BEGIN RECORDS TO PROCESS

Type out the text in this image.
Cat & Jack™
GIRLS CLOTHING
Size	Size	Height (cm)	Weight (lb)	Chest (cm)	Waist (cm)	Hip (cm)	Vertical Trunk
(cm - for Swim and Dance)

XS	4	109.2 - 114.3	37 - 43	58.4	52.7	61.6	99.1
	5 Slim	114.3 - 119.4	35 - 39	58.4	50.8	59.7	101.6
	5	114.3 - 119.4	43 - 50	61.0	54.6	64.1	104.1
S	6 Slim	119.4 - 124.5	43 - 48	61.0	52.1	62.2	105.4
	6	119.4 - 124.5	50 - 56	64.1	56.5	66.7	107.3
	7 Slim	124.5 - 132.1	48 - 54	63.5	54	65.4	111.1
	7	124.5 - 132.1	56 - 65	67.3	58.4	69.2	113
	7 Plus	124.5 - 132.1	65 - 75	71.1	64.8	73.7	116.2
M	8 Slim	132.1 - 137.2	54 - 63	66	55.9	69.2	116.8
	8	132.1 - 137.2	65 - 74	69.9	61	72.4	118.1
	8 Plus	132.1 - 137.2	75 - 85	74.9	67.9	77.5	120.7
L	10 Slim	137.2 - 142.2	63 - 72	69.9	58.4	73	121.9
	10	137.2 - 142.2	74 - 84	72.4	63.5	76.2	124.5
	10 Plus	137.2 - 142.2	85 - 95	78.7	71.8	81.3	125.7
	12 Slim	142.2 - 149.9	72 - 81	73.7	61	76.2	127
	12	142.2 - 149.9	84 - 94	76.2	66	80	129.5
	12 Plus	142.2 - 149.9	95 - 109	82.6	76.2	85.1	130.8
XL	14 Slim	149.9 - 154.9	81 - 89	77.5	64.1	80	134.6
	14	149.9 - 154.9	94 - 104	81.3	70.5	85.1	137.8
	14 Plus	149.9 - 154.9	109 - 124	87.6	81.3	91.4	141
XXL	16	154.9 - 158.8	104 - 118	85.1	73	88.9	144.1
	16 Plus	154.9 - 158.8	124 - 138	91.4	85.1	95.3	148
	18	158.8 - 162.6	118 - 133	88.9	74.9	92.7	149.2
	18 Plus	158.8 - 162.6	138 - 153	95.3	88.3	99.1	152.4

END RECORDS TO PROCESS

=== SET PROBLEM ===
Reproduce the data shown above exactly.

=== FINAL RESULT ===
Type out the text in this image.
Cat & Jack™
GIRLS CLOTHING
Size	Size	Height (cm)	Weight (lb)	Chest (cm)	Waist (cm)	Hip (cm)	Vertical Trunk
(cm - for Swim and Dance)

XS	4	109.2 - 114.3	37 - 43	58.4	52.7	61.6	99.1
	5 Slim	114.3 - 119.4	35 - 39	58.4	50.8	59.7	101.6
	5	114.3 - 119.4	43 - 50	61.0	54.6	64.1	104.1
S	6 Slim	119.4 - 124.5	43 - 48	61.0	52.1	62.2	105.4
	6	119.4 - 124.5	50 - 56	64.1	56.5	66.7	107.3
	7 Slim	124.5 - 132.1	48 - 54	63.5	54	65.4	111.1
	7	124.5 - 132.1	56 - 65	67.3	58.4	69.2	113
	7 Plus	124.5 - 132.1	65 - 75	71.1	64.8	73.7	116.2
M	8 Slim	132.1 - 137.2	54 - 63	66	55.9	69.2	116.8
	8	132.1 - 137.2	65 - 74	69.9	61	72.4	118.1
	8 Plus	132.1 - 137.2	75 - 85	74.9	67.9	77.5	120.7
L	10 Slim	137.2 - 142.2	63 - 72	69.9	58.4	73	121.9
	10	137.2 - 142.2	74 - 84	72.4	63.5	76.2	124.5
	10 Plus	137.2 - 142.2	85 - 95	78.7	71.8	81.3	125.7
	12 Slim	142.2 - 149.9	72 - 81	73.7	61	76.2	127
	12	142.2 - 149.9	84 - 94	76.2	66	80	129.5
	12 Plus	142.2 - 149.9	95 - 109	82.6	76.2	85.1	130.8
XL	14 Slim	149.9 - 154.9	81 - 89	77.5	64.1	80	134.6
	14	149.9 - 154.9	94 - 104	81.3	70.5	85.1	137.8
	14 Plus	149.9 - 154.9	109 - 124	87.6	81.3	91.4	141
XXL	16	154.9 - 158.8	104 - 118	85.1	73	88.9	144.1
	16 Plus	154.9 - 158.8	124 - 138	91.4	85.1	95.3	148
	18	158.8 - 162.6	118 - 133	88.9	74.9	92.7	149.2
	18 Plus	158.8 - 162.6	138 - 153	95.3	88.3	99.1	152.4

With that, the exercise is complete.